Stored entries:

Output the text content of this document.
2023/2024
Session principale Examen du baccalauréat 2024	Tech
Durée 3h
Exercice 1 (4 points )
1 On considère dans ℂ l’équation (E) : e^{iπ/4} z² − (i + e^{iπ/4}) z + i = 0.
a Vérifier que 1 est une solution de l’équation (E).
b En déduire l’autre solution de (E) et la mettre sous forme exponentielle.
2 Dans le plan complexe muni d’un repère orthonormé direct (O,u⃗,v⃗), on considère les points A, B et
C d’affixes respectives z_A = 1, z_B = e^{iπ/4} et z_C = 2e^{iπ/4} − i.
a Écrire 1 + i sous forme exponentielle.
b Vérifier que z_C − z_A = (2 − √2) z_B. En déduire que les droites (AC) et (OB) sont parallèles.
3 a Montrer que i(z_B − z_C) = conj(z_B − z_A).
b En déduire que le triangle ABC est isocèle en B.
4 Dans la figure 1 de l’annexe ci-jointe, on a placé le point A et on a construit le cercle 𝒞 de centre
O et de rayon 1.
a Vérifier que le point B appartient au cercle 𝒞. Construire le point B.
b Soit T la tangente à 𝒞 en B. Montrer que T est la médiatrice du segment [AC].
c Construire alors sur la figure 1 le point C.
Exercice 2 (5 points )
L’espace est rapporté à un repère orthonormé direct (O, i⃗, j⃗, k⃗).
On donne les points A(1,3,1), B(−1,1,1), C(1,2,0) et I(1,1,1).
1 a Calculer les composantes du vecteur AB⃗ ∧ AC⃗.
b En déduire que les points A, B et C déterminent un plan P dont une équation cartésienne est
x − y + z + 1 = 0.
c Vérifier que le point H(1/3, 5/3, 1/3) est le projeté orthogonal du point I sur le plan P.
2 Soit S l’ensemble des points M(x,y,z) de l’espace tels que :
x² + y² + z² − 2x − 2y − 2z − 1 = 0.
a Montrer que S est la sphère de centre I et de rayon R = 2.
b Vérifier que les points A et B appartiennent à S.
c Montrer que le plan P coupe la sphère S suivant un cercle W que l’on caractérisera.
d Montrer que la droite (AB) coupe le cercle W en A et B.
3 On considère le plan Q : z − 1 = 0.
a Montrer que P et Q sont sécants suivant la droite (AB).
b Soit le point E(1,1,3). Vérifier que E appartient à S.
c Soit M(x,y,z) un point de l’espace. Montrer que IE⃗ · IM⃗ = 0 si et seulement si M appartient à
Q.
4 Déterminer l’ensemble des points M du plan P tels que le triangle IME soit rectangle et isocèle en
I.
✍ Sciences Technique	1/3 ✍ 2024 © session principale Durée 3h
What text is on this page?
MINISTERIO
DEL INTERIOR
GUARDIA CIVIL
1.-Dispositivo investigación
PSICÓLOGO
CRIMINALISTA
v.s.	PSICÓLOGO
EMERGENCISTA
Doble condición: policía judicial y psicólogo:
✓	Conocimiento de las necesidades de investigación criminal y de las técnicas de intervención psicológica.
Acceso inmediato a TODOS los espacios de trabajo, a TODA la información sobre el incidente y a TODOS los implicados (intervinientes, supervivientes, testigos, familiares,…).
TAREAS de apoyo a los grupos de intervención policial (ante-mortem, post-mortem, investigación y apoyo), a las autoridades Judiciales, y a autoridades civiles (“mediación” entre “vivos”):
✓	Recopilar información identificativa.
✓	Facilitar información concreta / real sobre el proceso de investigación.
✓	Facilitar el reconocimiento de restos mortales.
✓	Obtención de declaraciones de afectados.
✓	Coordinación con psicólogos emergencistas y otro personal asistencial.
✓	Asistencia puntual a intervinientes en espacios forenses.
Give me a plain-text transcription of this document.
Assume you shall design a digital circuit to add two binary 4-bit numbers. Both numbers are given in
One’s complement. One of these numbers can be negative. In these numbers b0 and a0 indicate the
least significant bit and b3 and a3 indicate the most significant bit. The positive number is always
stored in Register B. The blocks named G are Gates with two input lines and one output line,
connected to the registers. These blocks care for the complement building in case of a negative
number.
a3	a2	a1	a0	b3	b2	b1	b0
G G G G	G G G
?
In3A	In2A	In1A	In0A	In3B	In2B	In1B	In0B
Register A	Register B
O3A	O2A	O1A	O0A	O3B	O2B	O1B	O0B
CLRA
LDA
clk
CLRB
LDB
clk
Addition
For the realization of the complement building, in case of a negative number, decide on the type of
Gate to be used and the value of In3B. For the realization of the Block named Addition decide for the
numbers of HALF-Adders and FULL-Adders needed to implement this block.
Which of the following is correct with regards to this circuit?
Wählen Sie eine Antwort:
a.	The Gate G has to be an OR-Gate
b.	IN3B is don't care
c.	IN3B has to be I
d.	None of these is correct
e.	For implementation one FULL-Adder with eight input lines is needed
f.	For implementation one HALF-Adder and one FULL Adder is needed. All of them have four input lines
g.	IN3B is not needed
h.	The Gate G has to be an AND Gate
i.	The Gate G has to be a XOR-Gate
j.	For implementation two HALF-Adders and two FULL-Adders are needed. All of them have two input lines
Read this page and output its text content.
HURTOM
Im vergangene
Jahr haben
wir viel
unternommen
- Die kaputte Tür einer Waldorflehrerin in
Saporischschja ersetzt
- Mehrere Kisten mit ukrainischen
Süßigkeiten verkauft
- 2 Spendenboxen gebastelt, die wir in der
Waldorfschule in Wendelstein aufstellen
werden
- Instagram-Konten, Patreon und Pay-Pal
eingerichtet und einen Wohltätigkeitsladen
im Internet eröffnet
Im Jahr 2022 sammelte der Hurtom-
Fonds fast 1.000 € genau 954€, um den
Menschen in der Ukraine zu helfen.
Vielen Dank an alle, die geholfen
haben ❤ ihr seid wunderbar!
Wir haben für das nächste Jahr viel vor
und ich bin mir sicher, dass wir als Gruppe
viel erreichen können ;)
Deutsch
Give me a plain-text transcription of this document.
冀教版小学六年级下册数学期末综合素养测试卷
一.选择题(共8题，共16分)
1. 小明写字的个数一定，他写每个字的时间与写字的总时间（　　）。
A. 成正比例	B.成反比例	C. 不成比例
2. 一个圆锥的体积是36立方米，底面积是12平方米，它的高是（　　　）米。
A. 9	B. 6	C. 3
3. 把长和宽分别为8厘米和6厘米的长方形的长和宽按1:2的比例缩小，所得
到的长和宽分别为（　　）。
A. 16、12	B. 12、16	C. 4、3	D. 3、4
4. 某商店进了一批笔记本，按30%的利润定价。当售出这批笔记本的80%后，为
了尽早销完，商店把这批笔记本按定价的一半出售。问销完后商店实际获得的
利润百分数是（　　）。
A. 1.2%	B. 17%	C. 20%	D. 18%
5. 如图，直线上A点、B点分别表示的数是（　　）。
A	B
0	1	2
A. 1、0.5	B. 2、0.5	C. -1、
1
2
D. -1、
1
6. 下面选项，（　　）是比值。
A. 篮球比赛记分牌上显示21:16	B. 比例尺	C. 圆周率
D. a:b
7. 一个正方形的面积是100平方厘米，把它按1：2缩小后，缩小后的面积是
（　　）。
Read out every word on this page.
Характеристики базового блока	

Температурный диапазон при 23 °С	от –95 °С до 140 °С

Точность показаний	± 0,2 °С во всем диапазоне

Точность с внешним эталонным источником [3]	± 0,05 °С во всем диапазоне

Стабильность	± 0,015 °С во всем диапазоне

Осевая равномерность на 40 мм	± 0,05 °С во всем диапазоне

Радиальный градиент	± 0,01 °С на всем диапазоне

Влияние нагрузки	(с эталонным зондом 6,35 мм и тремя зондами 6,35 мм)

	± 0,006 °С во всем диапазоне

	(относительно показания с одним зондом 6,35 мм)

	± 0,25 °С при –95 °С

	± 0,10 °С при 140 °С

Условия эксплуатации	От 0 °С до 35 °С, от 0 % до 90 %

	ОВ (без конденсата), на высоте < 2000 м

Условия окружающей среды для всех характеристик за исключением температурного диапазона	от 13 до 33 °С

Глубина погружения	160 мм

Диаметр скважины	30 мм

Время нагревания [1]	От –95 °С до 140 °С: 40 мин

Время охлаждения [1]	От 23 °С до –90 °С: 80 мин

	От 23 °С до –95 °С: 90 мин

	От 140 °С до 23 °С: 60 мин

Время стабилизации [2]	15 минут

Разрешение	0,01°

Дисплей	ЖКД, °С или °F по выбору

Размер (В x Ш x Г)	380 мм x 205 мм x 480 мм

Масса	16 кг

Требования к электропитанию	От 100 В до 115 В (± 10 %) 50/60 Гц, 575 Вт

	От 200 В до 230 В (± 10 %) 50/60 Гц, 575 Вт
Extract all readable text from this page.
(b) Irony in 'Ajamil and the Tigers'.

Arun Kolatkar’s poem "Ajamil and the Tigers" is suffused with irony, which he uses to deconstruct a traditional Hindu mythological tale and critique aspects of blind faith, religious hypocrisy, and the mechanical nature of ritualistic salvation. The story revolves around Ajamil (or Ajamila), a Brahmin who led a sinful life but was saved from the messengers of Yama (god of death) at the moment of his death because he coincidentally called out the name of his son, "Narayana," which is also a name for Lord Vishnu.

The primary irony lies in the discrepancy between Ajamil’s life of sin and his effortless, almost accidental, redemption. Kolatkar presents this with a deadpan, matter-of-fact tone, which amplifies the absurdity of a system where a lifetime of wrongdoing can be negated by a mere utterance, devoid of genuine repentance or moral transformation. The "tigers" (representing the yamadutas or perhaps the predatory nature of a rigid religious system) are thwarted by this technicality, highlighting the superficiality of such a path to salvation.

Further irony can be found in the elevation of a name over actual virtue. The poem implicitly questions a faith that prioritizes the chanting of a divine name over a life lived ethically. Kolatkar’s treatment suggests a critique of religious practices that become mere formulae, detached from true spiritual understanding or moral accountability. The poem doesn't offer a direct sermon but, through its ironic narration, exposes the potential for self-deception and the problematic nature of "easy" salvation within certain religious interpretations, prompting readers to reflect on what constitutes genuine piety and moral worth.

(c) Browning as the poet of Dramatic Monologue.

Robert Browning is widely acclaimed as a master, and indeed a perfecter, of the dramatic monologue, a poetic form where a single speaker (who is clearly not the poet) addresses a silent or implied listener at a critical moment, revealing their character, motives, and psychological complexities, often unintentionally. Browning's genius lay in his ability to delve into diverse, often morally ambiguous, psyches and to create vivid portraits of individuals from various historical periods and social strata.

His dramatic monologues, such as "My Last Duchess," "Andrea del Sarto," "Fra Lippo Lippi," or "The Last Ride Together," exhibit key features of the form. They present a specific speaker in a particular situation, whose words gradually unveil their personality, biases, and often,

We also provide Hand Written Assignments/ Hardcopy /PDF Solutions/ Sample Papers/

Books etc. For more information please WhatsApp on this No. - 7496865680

## The request:
Ascertain the number of lines in the entries that include the word "principale", and report only that number.

## Output for this exercise:
2